Exercise inputs »
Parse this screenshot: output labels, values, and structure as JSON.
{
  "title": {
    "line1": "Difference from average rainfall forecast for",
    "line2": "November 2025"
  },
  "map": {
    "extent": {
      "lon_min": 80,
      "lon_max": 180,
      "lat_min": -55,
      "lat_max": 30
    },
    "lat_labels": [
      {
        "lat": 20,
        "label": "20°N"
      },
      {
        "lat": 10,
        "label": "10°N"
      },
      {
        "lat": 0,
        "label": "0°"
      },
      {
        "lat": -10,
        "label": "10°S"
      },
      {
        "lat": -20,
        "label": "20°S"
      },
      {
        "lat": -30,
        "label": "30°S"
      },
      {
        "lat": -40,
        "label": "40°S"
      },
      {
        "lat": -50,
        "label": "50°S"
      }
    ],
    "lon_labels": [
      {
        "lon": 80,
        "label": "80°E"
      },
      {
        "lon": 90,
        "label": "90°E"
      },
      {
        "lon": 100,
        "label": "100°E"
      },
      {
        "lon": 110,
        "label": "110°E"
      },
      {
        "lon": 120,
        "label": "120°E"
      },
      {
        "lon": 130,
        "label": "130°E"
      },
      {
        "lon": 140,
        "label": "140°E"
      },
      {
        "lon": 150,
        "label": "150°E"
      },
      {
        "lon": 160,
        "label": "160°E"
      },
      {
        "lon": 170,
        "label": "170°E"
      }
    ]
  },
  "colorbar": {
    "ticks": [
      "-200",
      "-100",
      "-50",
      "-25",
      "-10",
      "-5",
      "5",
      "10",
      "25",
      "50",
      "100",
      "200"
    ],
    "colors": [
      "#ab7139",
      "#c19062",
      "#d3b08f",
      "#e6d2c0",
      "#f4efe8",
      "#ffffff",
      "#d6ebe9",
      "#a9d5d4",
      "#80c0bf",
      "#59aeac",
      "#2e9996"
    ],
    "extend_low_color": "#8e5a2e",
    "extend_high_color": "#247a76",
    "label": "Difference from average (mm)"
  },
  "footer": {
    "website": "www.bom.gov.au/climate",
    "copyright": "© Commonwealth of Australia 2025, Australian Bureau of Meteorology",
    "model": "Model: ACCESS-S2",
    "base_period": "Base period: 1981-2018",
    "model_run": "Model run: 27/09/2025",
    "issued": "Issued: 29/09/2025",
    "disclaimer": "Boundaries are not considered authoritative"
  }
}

Written instruction » Give the count of lines holding the word "average" and nothing more.

Response » 2